Exercise instructions: Check each line of the listing, and copy it if it contains the word "canaux".

Data excerpts:

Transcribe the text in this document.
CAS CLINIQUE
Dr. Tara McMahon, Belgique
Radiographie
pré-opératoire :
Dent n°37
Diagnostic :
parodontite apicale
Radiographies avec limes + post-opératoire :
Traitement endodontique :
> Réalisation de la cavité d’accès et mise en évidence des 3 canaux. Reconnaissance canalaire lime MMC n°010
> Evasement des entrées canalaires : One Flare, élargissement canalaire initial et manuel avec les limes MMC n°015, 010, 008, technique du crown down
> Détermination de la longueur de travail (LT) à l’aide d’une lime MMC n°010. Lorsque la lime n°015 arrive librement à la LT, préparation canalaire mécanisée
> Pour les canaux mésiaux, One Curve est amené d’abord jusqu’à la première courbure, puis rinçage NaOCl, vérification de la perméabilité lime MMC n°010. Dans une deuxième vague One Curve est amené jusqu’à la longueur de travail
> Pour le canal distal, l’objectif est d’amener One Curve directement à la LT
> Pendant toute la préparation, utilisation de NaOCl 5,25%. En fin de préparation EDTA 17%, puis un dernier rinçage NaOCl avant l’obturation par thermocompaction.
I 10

* * *

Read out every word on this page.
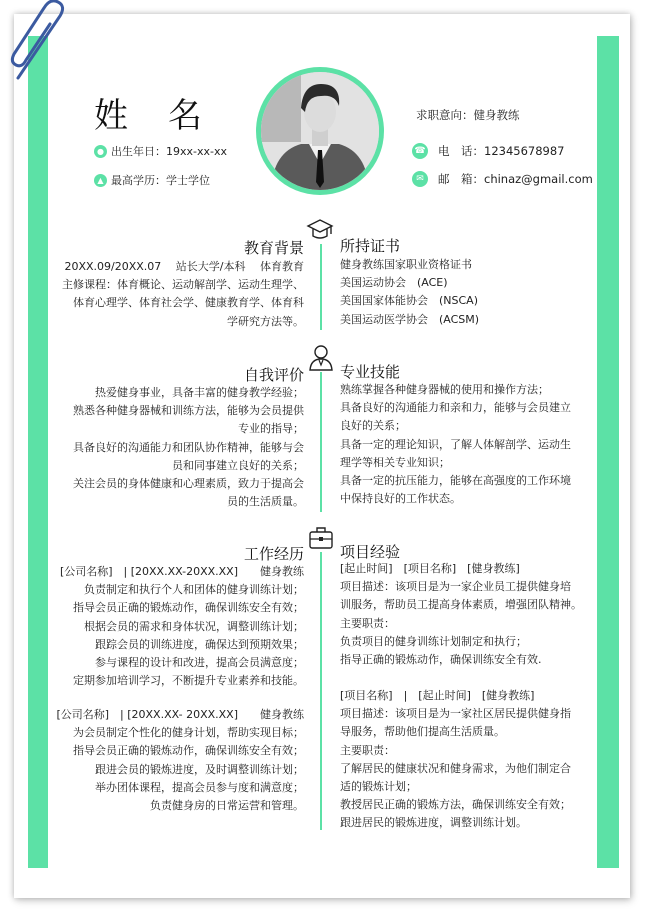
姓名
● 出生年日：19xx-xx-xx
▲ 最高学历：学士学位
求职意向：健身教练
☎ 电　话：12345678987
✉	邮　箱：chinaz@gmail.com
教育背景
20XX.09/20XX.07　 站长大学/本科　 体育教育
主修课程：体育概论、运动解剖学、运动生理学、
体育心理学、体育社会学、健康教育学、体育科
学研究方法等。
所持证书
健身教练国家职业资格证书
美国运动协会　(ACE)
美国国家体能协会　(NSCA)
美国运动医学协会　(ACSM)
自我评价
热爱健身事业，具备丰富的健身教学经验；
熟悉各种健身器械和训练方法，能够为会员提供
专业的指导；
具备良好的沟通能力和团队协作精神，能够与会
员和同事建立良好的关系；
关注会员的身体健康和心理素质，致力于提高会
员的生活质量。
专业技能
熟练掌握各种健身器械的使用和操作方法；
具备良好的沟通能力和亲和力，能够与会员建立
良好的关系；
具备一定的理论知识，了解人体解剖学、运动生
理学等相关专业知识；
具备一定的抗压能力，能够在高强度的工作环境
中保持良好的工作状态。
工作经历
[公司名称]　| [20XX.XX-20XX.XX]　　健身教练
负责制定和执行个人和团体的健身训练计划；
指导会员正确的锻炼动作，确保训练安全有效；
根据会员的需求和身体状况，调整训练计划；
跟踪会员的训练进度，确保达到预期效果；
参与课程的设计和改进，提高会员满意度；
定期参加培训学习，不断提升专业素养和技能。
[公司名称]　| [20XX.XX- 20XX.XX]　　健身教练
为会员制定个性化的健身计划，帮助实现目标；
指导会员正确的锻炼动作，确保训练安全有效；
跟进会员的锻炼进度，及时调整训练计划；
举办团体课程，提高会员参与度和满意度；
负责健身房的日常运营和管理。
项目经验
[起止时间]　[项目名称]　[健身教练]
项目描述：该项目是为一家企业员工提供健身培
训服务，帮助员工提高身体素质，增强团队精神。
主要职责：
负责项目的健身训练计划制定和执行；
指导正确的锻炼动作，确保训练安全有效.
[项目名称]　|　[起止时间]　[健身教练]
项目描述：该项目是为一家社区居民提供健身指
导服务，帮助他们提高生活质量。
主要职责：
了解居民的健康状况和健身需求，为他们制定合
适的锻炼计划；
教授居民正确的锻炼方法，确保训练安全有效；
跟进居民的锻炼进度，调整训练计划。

==

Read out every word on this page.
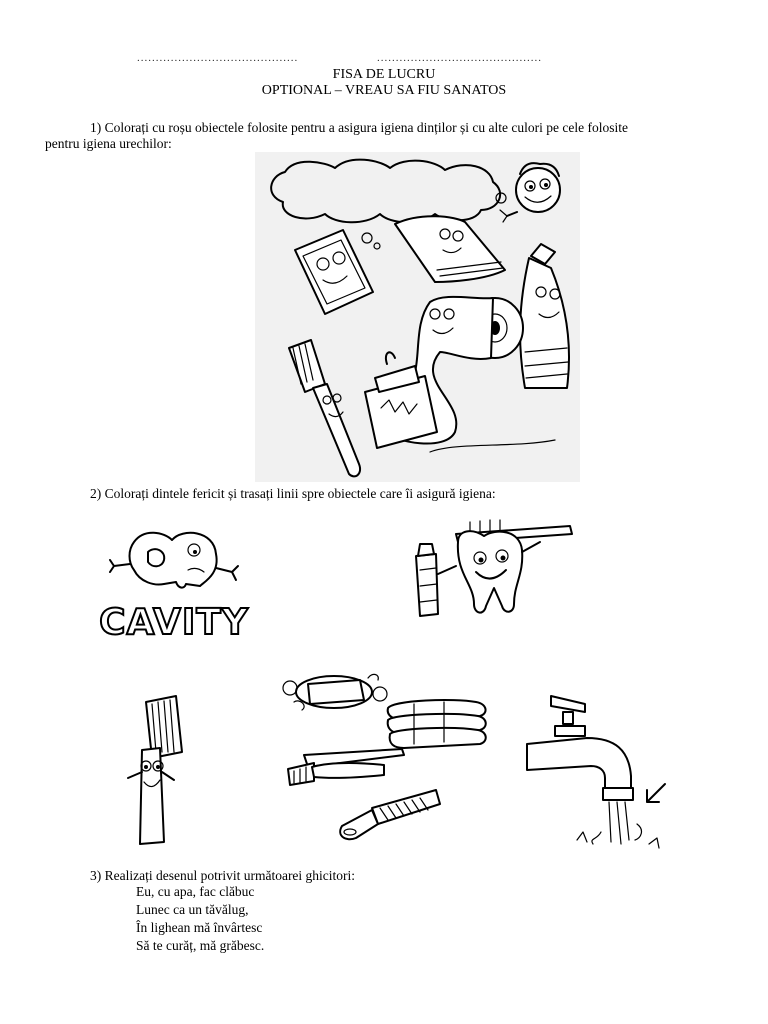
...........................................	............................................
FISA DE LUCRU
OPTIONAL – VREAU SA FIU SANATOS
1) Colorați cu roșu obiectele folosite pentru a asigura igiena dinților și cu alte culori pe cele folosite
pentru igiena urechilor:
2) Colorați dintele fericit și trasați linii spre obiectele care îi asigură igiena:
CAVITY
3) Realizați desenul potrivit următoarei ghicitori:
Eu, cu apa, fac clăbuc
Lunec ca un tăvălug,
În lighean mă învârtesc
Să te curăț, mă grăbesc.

Exercise output:
> Réalisation de la cavité d’accès et mise en évidence des 3 canaux. Reconnaissance canalaire lime MMC n°010
> Pour les canaux mésiaux, One Curve est amené d’abord jusqu’à la première courbure, puis rinçage NaOCl, vérification de la perméabilité lime MMC n°010. Dans une deuxième vague One Curve est amené jusqu’à la longueur de travail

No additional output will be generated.